Stored data entries:
-------------------------
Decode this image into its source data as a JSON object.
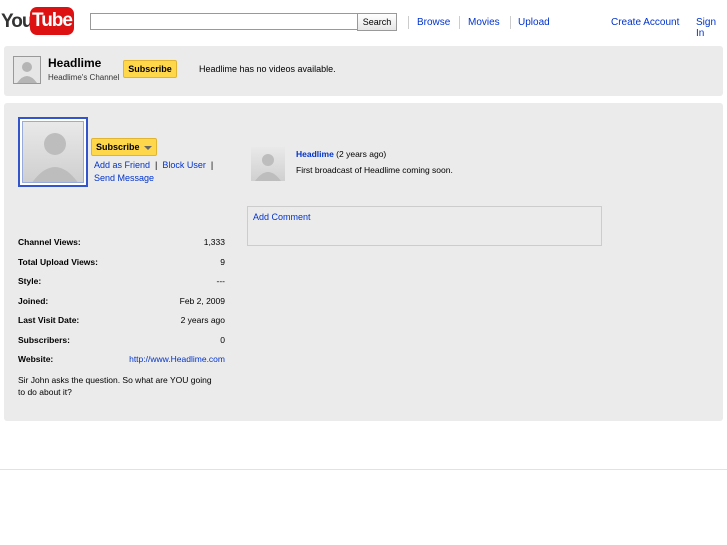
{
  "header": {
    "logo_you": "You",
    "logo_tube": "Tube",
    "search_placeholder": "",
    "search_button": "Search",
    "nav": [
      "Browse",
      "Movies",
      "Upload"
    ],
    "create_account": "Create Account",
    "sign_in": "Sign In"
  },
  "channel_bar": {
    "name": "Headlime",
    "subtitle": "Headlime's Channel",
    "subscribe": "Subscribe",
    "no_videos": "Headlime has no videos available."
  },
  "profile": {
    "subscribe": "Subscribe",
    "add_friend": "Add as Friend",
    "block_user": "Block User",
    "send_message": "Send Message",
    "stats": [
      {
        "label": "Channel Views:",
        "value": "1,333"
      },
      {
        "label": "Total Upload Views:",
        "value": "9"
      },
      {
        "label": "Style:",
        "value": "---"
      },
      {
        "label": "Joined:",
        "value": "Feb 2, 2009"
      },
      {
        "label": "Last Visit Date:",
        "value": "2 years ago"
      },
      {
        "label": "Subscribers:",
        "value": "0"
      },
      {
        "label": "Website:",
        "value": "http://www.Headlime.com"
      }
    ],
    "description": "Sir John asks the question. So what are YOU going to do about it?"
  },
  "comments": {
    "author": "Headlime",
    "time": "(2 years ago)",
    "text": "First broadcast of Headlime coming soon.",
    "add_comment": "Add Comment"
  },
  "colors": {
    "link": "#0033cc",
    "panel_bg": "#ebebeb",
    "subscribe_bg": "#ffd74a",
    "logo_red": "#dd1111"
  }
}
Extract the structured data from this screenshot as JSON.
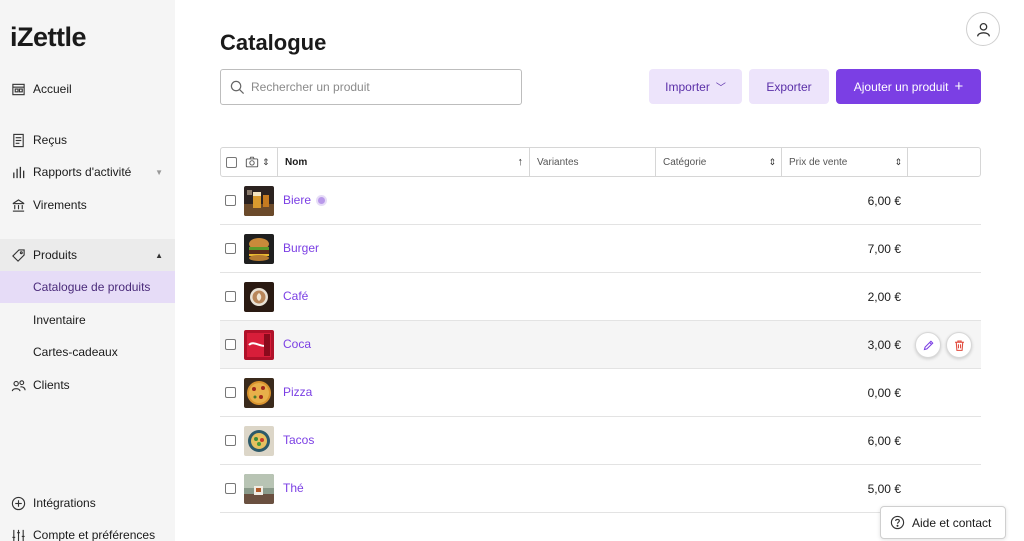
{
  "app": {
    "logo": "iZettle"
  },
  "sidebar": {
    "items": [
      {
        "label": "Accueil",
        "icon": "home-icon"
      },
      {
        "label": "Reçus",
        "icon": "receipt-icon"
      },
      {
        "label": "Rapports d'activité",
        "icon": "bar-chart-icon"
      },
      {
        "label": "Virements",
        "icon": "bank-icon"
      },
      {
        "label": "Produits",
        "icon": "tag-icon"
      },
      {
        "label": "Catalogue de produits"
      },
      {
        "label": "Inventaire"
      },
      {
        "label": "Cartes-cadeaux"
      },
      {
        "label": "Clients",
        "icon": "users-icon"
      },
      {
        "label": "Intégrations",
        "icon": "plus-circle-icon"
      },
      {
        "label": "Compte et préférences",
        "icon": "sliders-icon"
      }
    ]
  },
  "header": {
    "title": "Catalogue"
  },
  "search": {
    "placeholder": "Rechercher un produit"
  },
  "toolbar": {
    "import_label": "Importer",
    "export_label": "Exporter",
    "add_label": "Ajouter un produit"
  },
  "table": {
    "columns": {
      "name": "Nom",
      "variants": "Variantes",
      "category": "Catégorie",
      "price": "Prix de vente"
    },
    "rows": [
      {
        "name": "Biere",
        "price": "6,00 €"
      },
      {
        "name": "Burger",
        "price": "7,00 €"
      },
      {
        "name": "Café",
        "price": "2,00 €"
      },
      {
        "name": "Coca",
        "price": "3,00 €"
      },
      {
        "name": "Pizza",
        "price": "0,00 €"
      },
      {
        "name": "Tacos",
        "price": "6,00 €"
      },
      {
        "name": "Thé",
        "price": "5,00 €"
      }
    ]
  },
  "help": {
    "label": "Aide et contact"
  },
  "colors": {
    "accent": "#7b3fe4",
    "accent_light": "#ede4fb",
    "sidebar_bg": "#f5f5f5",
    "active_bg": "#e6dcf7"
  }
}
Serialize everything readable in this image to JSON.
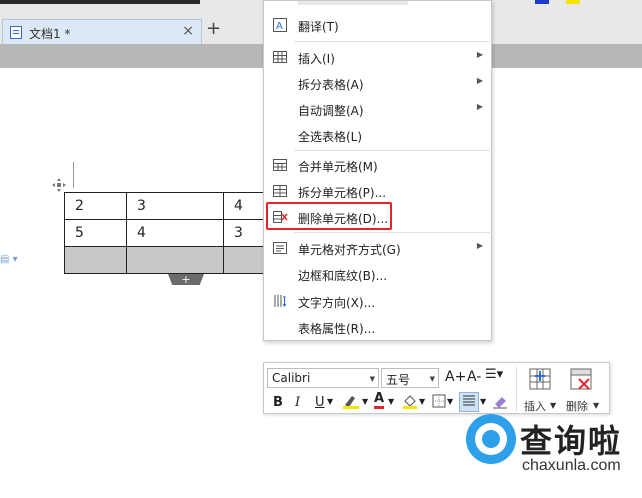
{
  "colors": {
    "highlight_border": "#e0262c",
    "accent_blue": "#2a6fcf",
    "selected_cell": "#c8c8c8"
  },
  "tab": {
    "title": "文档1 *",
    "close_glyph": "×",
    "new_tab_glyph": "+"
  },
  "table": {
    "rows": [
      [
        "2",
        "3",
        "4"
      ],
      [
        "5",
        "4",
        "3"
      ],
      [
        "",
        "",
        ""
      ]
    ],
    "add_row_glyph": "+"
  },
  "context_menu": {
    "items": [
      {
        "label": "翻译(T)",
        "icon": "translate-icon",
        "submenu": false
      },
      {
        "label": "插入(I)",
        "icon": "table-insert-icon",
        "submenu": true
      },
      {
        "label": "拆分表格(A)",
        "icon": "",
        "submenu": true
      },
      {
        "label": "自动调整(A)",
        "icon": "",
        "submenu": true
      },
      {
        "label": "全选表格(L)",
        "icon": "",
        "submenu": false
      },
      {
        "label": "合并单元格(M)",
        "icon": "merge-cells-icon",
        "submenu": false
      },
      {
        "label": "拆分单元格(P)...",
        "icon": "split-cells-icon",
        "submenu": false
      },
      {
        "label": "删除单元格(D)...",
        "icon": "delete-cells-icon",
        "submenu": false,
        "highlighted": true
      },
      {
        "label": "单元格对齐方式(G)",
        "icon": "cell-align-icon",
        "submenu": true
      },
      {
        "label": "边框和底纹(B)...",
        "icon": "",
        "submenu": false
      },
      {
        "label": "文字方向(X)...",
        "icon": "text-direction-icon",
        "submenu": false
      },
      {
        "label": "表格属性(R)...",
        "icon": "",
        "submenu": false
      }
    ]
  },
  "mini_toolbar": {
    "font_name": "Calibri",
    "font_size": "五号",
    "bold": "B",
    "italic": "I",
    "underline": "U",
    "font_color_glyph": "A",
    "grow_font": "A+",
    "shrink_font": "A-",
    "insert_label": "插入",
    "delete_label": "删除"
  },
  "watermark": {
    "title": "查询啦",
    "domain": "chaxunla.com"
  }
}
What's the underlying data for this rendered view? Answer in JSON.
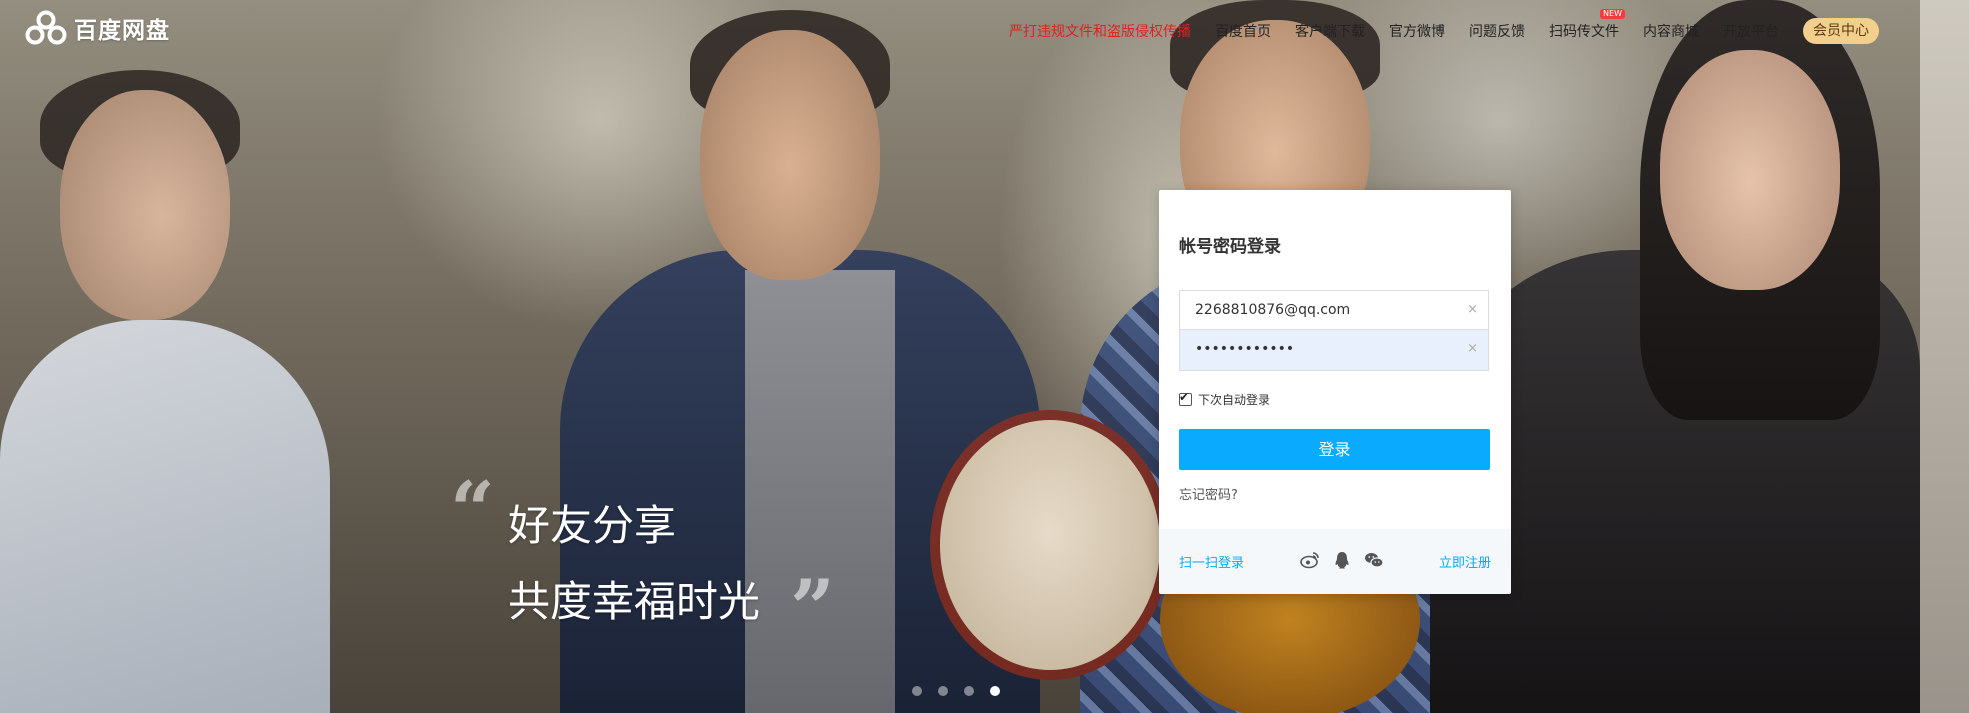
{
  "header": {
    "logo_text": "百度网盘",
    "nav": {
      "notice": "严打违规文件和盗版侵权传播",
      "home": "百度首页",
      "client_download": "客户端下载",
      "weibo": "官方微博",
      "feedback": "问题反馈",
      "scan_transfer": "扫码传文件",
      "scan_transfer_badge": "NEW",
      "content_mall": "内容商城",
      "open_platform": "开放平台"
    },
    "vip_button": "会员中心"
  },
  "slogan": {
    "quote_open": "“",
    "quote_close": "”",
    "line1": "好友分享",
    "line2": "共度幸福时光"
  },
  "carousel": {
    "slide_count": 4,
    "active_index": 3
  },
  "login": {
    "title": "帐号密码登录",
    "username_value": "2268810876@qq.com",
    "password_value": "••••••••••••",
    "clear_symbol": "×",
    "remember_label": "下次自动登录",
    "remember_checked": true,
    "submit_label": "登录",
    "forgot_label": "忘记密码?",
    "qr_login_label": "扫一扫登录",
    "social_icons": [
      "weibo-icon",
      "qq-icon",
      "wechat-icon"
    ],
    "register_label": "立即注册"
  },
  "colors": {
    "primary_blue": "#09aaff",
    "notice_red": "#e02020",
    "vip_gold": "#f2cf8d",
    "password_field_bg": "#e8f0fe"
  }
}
-------------------------
SET PROBLEM
Every record is to be reproduced exactly, with no pictures included.

RESULT OF THE TASK
Decode this image into its source data as a JSON object.
{
  "header": {
    "logo_you": "You",
    "logo_tube": "Tube",
    "search_placeholder": "",
    "search_button": "Search",
    "nav": [
      "Browse",
      "Movies",
      "Upload"
    ],
    "create_account": "Create Account",
    "sign_in": "Sign In"
  },
  "channel_bar": {
    "name": "Headlime",
    "subtitle": "Headlime's Channel",
    "subscribe": "Subscribe",
    "no_videos": "Headlime has no videos available."
  },
  "profile": {
    "subscribe": "Subscribe",
    "add_friend": "Add as Friend",
    "block_user": "Block User",
    "send_message": "Send Message",
    "stats": [
      {
        "label": "Channel Views:",
        "value": "1,333"
      },
      {
        "label": "Total Upload Views:",
        "value": "9"
      },
      {
        "label": "Style:",
        "value": "---"
      },
      {
        "label": "Joined:",
        "value": "Feb 2, 2009"
      },
      {
        "label": "Last Visit Date:",
        "value": "2 years ago"
      },
      {
        "label": "Subscribers:",
        "value": "0"
      },
      {
        "label": "Website:",
        "value": "http://www.Headlime.com"
      }
    ],
    "description": "Sir John asks the question. So what are YOU going to do about it?"
  },
  "comments": {
    "author": "Headlime",
    "time": "(2 years ago)",
    "text": "First broadcast of Headlime coming soon.",
    "add_comment": "Add Comment"
  },
  "colors": {
    "link": "#0033cc",
    "panel_bg": "#ebebeb",
    "subscribe_bg": "#ffd74a",
    "logo_red": "#dd1111"
  }
}
Extract the structured data from this screenshot as JSON.
{
  "app": {
    "logo": "iZettle"
  },
  "sidebar": {
    "items": [
      {
        "label": "Accueil",
        "icon": "home-icon"
      },
      {
        "label": "Reçus",
        "icon": "receipt-icon"
      },
      {
        "label": "Rapports d'activité",
        "icon": "bar-chart-icon"
      },
      {
        "label": "Virements",
        "icon": "bank-icon"
      },
      {
        "label": "Produits",
        "icon": "tag-icon"
      },
      {
        "label": "Catalogue de produits"
      },
      {
        "label": "Inventaire"
      },
      {
        "label": "Cartes-cadeaux"
      },
      {
        "label": "Clients",
        "icon": "users-icon"
      },
      {
        "label": "Intégrations",
        "icon": "plus-circle-icon"
      },
      {
        "label": "Compte et préférences",
        "icon": "sliders-icon"
      }
    ]
  },
  "header": {
    "title": "Catalogue"
  },
  "search": {
    "placeholder": "Rechercher un produit"
  },
  "toolbar": {
    "import_label": "Importer",
    "export_label": "Exporter",
    "add_label": "Ajouter un produit"
  },
  "table": {
    "columns": {
      "name": "Nom",
      "variants": "Variantes",
      "category": "Catégorie",
      "price": "Prix de vente"
    },
    "rows": [
      {
        "name": "Biere",
        "price": "6,00 €"
      },
      {
        "name": "Burger",
        "price": "7,00 €"
      },
      {
        "name": "Café",
        "price": "2,00 €"
      },
      {
        "name": "Coca",
        "price": "3,00 €"
      },
      {
        "name": "Pizza",
        "price": "0,00 €"
      },
      {
        "name": "Tacos",
        "price": "6,00 €"
      },
      {
        "name": "Thé",
        "price": "5,00 €"
      }
    ]
  },
  "help": {
    "label": "Aide et contact"
  },
  "colors": {
    "accent": "#7b3fe4",
    "accent_light": "#ede4fb",
    "sidebar_bg": "#f5f5f5",
    "active_bg": "#e6dcf7"
  }
}
Serialize everything readable in this image to JSON.
{
  "colors": {
    "highlight_border": "#e0262c",
    "accent_blue": "#2a6fcf",
    "selected_cell": "#c8c8c8"
  },
  "tab": {
    "title": "文档1 *",
    "close_glyph": "×",
    "new_tab_glyph": "+"
  },
  "table": {
    "rows": [
      [
        "2",
        "3",
        "4"
      ],
      [
        "5",
        "4",
        "3"
      ],
      [
        "",
        "",
        ""
      ]
    ],
    "add_row_glyph": "+"
  },
  "context_menu": {
    "items": [
      {
        "label": "翻译(T)",
        "icon": "translate-icon",
        "submenu": false
      },
      {
        "label": "插入(I)",
        "icon": "table-insert-icon",
        "submenu": true
      },
      {
        "label": "拆分表格(A)",
        "icon": "",
        "submenu": true
      },
      {
        "label": "自动调整(A)",
        "icon": "",
        "submenu": true
      },
      {
        "label": "全选表格(L)",
        "icon": "",
        "submenu": false
      },
      {
        "label": "合并单元格(M)",
        "icon": "merge-cells-icon",
        "submenu": false
      },
      {
        "label": "拆分单元格(P)...",
        "icon": "split-cells-icon",
        "submenu": false
      },
      {
        "label": "删除单元格(D)...",
        "icon": "delete-cells-icon",
        "submenu": false,
        "highlighted": true
      },
      {
        "label": "单元格对齐方式(G)",
        "icon": "cell-align-icon",
        "submenu": true
      },
      {
        "label": "边框和底纹(B)...",
        "icon": "",
        "submenu": false
      },
      {
        "label": "文字方向(X)...",
        "icon": "text-direction-icon",
        "submenu": false
      },
      {
        "label": "表格属性(R)...",
        "icon": "",
        "submenu": false
      }
    ]
  },
  "mini_toolbar": {
    "font_name": "Calibri",
    "font_size": "五号",
    "bold": "B",
    "italic": "I",
    "underline": "U",
    "font_color_glyph": "A",
    "grow_font": "A+",
    "shrink_font": "A-",
    "insert_label": "插入",
    "delete_label": "删除"
  },
  "watermark": {
    "title": "查询啦",
    "domain": "chaxunla.com"
  }
}
What's the underlying data for this rendered view? Answer in JSON.
{
  "header": {
    "logo_text": "百度网盘",
    "nav": {
      "notice": "严打违规文件和盗版侵权传播",
      "home": "百度首页",
      "client_download": "客户端下载",
      "weibo": "官方微博",
      "feedback": "问题反馈",
      "scan_transfer": "扫码传文件",
      "scan_transfer_badge": "NEW",
      "content_mall": "内容商城",
      "open_platform": "开放平台"
    },
    "vip_button": "会员中心"
  },
  "slogan": {
    "quote_open": "“",
    "quote_close": "”",
    "line1": "好友分享",
    "line2": "共度幸福时光"
  },
  "carousel": {
    "slide_count": 4,
    "active_index": 3
  },
  "login": {
    "title": "帐号密码登录",
    "username_value": "2268810876@qq.com",
    "password_value": "••••••••••••",
    "clear_symbol": "×",
    "remember_label": "下次自动登录",
    "remember_checked": true,
    "submit_label": "登录",
    "forgot_label": "忘记密码?",
    "qr_login_label": "扫一扫登录",
    "social_icons": [
      "weibo-icon",
      "qq-icon",
      "wechat-icon"
    ],
    "register_label": "立即注册"
  },
  "colors": {
    "primary_blue": "#09aaff",
    "notice_red": "#e02020",
    "vip_gold": "#f2cf8d",
    "password_field_bg": "#e8f0fe"
  }
}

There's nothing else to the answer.